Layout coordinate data
start

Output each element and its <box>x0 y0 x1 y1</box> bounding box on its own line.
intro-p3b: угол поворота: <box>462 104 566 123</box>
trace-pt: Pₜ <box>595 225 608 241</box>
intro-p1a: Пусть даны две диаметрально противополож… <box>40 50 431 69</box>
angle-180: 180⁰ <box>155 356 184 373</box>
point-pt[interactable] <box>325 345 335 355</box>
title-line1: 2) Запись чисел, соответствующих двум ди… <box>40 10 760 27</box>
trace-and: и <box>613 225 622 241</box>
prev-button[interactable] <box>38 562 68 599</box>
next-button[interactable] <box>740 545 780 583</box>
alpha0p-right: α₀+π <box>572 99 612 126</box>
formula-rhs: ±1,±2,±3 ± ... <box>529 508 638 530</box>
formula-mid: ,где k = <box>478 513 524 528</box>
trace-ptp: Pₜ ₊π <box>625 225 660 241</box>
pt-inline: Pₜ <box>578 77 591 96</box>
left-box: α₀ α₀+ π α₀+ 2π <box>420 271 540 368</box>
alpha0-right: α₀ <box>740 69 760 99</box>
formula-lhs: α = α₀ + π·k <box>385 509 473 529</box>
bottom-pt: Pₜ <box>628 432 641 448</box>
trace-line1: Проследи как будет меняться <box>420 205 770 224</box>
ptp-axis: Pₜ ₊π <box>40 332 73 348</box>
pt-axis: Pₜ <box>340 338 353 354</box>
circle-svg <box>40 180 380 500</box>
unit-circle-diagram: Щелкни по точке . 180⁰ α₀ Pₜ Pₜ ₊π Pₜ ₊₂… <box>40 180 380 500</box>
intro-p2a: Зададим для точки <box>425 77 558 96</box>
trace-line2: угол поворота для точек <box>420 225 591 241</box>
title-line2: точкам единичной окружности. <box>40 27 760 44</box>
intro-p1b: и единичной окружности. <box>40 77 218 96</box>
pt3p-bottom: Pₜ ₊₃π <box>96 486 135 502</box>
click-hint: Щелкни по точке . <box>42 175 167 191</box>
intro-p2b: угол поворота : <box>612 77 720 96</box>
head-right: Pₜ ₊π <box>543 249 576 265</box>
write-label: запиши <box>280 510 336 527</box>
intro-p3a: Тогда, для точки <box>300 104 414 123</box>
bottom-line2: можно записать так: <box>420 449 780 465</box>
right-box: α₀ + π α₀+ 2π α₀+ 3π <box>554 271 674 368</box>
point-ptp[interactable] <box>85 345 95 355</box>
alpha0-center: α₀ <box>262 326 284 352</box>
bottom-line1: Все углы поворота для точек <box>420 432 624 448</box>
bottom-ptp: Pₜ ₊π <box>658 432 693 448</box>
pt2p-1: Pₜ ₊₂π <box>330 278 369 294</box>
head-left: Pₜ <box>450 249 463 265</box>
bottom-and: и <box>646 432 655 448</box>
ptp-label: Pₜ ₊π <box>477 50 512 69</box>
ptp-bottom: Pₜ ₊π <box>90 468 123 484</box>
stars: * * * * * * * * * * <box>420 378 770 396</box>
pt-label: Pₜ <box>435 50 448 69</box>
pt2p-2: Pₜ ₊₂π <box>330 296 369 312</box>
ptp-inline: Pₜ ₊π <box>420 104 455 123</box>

end

▶ **Task statement**: Reproduce every item above, substituting "clickable" for each occurrence of "interactable" and leaving all other text unchanged.

▶ **Complete answer**:
Output each element and its <box>x0 y0 x1 y1</box> bounding box on its own line.
intro-p3b: угол поворота: <box>462 104 566 123</box>
trace-pt: Pₜ <box>595 225 608 241</box>
intro-p1a: Пусть даны две диаметрально противополож… <box>40 50 431 69</box>
angle-180: 180⁰ <box>155 356 184 373</box>
point-pt[clickable] <box>325 345 335 355</box>
title-line1: 2) Запись чисел, соответствующих двум ди… <box>40 10 760 27</box>
trace-and: и <box>613 225 622 241</box>
prev-button[clickable] <box>38 562 68 599</box>
next-button[clickable] <box>740 545 780 583</box>
alpha0p-right: α₀+π <box>572 99 612 126</box>
formula-rhs: ±1,±2,±3 ± ... <box>529 508 638 530</box>
formula-mid: ,где k = <box>478 513 524 528</box>
trace-ptp: Pₜ ₊π <box>625 225 660 241</box>
pt-inline: Pₜ <box>578 77 591 96</box>
left-box: α₀ α₀+ π α₀+ 2π <box>420 271 540 368</box>
alpha0-right: α₀ <box>740 69 760 99</box>
formula-lhs: α = α₀ + π·k <box>385 509 473 529</box>
bottom-pt: Pₜ <box>628 432 641 448</box>
trace-line1: Проследи как будет меняться <box>420 205 770 224</box>
ptp-axis: Pₜ ₊π <box>40 332 73 348</box>
pt-axis: Pₜ <box>340 338 353 354</box>
circle-svg <box>40 180 380 500</box>
unit-circle-diagram: Щелкни по точке . 180⁰ α₀ Pₜ Pₜ ₊π Pₜ ₊₂… <box>40 180 380 500</box>
intro-p2a: Зададим для точки <box>425 77 558 96</box>
trace-line2: угол поворота для точек <box>420 225 591 241</box>
title-line2: точкам единичной окружности. <box>40 27 760 44</box>
intro-p1b: и единичной окружности. <box>40 77 218 96</box>
pt3p-bottom: Pₜ ₊₃π <box>96 486 135 502</box>
click-hint: Щелкни по точке . <box>42 175 167 191</box>
intro-p2b: угол поворота : <box>612 77 720 96</box>
head-right: Pₜ ₊π <box>543 249 576 265</box>
write-label: запиши <box>280 510 336 527</box>
intro-p3a: Тогда, для точки <box>300 104 414 123</box>
bottom-line2: можно записать так: <box>420 449 780 465</box>
right-box: α₀ + π α₀+ 2π α₀+ 3π <box>554 271 674 368</box>
point-ptp[clickable] <box>85 345 95 355</box>
alpha0-center: α₀ <box>262 326 284 352</box>
bottom-line1: Все углы поворота для точек <box>420 432 624 448</box>
bottom-ptp: Pₜ ₊π <box>658 432 693 448</box>
pt2p-1: Pₜ ₊₂π <box>330 278 369 294</box>
head-left: Pₜ <box>450 249 463 265</box>
bottom-and: и <box>646 432 655 448</box>
ptp-label: Pₜ ₊π <box>477 50 512 69</box>
ptp-bottom: Pₜ ₊π <box>90 468 123 484</box>
stars: * * * * * * * * * * <box>420 378 770 396</box>
pt-label: Pₜ <box>435 50 448 69</box>
pt2p-2: Pₜ ₊₂π <box>330 296 369 312</box>
ptp-inline: Pₜ ₊π <box>420 104 455 123</box>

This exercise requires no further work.